**What the task requires:**
Below are entries; copy exactly, and only, the lines from the one containing "Decode this image" through their final line, leaving out pictures.

------ Data for processing ------

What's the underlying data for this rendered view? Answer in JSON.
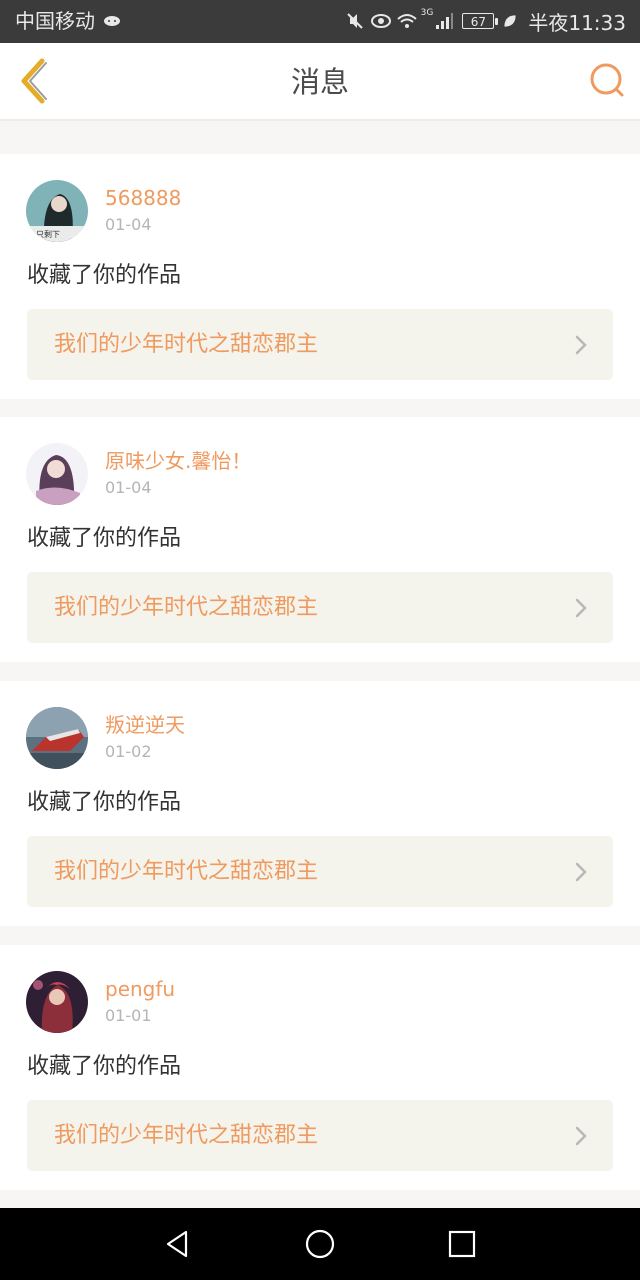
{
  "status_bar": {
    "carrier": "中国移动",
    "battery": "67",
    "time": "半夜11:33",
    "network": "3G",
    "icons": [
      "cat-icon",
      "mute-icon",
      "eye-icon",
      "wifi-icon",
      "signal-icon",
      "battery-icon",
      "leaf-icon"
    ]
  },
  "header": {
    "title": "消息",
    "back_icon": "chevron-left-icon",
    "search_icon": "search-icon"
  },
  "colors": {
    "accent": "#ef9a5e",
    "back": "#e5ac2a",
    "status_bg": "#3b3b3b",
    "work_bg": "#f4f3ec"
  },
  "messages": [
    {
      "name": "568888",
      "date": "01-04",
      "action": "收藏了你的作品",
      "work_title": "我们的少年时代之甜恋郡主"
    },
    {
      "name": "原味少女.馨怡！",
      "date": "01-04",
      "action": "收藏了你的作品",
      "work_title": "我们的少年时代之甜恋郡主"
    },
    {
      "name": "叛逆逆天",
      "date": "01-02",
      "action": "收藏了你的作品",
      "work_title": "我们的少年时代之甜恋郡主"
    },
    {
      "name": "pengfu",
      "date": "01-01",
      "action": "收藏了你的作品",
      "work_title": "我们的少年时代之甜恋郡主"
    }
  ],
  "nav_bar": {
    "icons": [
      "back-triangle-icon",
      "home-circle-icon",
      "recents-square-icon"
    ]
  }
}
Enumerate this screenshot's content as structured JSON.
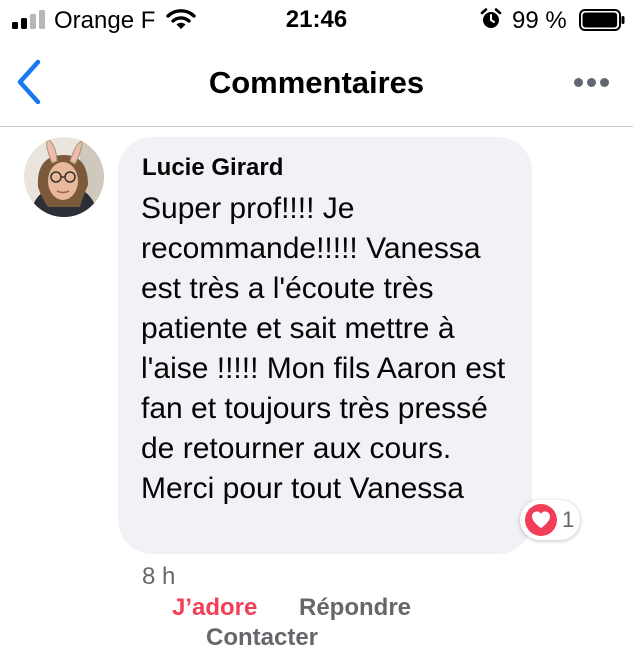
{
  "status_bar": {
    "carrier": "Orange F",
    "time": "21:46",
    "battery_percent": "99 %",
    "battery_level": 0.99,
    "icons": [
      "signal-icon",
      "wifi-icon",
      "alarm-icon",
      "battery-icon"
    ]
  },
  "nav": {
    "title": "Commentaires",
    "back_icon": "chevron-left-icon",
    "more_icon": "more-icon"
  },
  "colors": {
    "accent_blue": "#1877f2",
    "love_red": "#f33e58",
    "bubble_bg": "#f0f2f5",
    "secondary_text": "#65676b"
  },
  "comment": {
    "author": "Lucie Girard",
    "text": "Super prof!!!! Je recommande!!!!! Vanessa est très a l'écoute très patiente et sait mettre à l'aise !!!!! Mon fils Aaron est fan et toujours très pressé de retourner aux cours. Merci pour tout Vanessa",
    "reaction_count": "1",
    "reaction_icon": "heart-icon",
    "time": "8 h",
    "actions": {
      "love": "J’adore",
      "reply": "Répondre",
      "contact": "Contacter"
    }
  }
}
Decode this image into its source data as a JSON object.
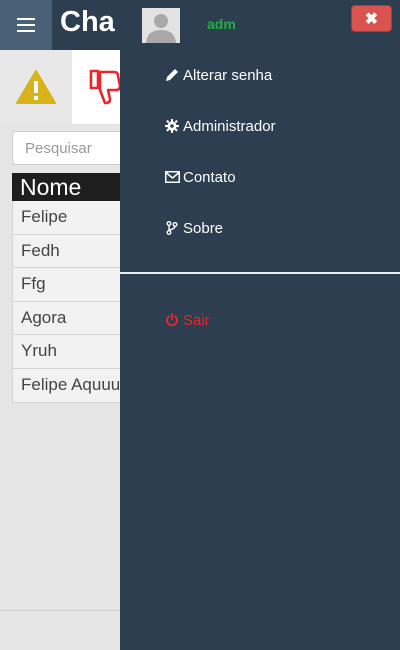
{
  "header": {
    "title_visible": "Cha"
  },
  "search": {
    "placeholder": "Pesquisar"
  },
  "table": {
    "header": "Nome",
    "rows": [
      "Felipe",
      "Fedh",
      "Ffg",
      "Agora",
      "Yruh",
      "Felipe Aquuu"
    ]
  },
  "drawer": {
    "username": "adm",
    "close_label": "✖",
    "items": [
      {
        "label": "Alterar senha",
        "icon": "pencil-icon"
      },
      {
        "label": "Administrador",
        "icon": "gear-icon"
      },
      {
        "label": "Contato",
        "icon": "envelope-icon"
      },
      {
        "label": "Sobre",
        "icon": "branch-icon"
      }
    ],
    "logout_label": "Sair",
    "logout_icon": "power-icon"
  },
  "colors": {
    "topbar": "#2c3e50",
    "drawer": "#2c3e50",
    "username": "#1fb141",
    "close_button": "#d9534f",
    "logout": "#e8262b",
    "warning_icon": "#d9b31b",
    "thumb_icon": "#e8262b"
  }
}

------

**Full output:**
Decode this image into its source data as a JSON object.
{
  "header": {
    "title_visible": "Cha"
  },
  "search": {
    "placeholder": "Pesquisar"
  },
  "table": {
    "header": "Nome",
    "rows": [
      "Felipe",
      "Fedh",
      "Ffg",
      "Agora",
      "Yruh",
      "Felipe Aquuu"
    ]
  },
  "drawer": {
    "username": "adm",
    "close_label": "✖",
    "items": [
      {
        "label": "Alterar senha",
        "icon": "pencil-icon"
      },
      {
        "label": "Administrador",
        "icon": "gear-icon"
      },
      {
        "label": "Contato",
        "icon": "envelope-icon"
      },
      {
        "label": "Sobre",
        "icon": "branch-icon"
      }
    ],
    "logout_label": "Sair",
    "logout_icon": "power-icon"
  },
  "colors": {
    "topbar": "#2c3e50",
    "drawer": "#2c3e50",
    "username": "#1fb141",
    "close_button": "#d9534f",
    "logout": "#e8262b",
    "warning_icon": "#d9b31b",
    "thumb_icon": "#e8262b"
  }
}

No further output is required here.